Stated exercise:
Where a line below holds the string "Kinder", copy that line.

** start of Material **

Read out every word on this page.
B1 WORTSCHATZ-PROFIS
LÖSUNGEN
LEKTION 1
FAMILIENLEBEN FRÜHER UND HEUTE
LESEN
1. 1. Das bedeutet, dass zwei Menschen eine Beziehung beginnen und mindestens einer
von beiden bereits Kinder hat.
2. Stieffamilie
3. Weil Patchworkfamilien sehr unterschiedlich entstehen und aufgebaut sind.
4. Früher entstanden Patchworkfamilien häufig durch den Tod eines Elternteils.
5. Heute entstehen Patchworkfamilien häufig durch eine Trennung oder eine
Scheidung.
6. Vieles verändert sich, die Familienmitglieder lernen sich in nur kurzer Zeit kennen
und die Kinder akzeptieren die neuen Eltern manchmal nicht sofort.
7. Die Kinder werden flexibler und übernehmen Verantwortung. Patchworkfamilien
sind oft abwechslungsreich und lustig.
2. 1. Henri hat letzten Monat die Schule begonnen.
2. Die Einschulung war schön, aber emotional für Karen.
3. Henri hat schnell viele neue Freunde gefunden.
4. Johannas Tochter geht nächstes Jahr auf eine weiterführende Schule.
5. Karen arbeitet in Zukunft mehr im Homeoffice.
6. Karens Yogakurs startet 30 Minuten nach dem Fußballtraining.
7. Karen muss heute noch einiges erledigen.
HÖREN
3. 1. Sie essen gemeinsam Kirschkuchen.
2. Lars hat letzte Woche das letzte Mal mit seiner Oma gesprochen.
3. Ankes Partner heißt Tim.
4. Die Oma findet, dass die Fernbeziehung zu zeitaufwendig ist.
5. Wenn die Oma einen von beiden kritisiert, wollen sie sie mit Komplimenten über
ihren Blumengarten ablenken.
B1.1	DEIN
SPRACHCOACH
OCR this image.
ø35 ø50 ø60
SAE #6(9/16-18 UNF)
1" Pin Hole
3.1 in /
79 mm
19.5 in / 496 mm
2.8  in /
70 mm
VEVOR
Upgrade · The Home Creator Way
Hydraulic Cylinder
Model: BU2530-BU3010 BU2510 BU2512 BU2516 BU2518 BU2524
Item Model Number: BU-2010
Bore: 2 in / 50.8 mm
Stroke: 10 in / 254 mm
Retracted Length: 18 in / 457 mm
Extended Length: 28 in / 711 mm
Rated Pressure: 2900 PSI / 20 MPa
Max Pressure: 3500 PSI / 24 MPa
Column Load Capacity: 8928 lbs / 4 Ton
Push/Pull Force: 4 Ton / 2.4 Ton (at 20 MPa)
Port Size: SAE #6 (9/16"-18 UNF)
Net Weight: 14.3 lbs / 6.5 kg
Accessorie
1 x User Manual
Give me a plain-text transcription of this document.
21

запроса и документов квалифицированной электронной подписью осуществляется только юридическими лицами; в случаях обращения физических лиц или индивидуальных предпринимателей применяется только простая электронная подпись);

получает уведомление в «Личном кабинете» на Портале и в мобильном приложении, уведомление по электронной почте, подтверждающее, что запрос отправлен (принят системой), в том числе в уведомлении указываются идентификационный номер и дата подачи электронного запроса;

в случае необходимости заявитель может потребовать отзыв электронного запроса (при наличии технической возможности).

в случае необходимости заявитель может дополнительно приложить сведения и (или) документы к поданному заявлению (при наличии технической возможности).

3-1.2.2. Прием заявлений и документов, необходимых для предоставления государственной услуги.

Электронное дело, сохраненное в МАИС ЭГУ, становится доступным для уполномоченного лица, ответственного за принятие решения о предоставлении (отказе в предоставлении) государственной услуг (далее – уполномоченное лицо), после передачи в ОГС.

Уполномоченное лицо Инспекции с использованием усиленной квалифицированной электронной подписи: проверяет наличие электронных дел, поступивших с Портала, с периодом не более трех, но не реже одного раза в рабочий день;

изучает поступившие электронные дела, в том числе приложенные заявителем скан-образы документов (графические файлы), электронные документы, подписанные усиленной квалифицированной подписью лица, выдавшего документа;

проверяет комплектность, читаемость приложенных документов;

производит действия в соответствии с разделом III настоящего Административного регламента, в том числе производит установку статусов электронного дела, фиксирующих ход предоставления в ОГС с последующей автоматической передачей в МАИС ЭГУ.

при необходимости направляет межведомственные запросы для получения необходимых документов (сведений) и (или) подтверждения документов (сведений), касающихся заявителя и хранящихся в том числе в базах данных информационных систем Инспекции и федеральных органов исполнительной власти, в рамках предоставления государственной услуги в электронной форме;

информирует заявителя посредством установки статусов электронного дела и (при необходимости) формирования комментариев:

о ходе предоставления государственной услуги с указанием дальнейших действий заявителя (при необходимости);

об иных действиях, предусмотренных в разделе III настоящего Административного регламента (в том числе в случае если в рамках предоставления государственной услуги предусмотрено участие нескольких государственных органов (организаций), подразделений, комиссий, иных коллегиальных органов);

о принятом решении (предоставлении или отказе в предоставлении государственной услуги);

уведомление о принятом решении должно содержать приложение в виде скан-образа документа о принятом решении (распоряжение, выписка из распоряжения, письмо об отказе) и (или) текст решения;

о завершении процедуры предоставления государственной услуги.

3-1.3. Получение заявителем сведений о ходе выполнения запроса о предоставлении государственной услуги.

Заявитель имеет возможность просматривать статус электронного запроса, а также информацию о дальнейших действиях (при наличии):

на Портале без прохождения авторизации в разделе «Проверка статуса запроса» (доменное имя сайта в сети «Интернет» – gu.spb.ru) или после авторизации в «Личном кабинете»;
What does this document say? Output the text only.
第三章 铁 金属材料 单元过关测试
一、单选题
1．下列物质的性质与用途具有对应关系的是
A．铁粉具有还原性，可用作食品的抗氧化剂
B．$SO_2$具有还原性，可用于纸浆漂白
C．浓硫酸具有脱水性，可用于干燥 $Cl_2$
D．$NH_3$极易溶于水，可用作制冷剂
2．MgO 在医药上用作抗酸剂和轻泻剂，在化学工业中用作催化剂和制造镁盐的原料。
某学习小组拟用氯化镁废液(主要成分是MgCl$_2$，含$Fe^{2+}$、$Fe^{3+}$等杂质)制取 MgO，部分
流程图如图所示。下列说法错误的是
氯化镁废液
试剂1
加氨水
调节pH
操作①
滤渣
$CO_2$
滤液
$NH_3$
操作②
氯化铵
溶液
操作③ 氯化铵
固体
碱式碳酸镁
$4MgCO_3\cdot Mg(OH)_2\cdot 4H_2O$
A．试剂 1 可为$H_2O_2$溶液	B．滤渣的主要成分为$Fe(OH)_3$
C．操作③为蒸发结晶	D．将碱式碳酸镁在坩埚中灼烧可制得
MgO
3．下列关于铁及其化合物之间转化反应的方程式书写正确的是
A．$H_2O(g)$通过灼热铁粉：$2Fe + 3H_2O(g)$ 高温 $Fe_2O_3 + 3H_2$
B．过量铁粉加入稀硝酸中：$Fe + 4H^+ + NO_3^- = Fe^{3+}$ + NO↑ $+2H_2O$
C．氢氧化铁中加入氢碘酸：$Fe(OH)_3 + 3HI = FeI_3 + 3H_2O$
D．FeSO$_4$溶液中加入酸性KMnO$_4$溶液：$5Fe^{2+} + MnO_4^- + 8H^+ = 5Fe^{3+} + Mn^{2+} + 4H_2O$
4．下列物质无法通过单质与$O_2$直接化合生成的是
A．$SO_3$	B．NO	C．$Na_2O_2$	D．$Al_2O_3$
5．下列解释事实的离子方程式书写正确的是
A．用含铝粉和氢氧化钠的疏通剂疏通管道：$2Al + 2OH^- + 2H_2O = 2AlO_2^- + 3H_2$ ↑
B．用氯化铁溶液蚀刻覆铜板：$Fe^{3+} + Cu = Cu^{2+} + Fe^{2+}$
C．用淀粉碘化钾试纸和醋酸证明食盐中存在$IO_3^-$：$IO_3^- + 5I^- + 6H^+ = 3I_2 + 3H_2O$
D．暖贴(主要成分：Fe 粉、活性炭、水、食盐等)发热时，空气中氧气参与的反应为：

** end of Material **

Written response:
von beiden bereits Kinder hat.
und die Kinder akzeptieren die neuen Eltern manchmal nicht sofort.
7. Die Kinder werden flexibler und übernehmen Verantwortung. Patchworkfamilien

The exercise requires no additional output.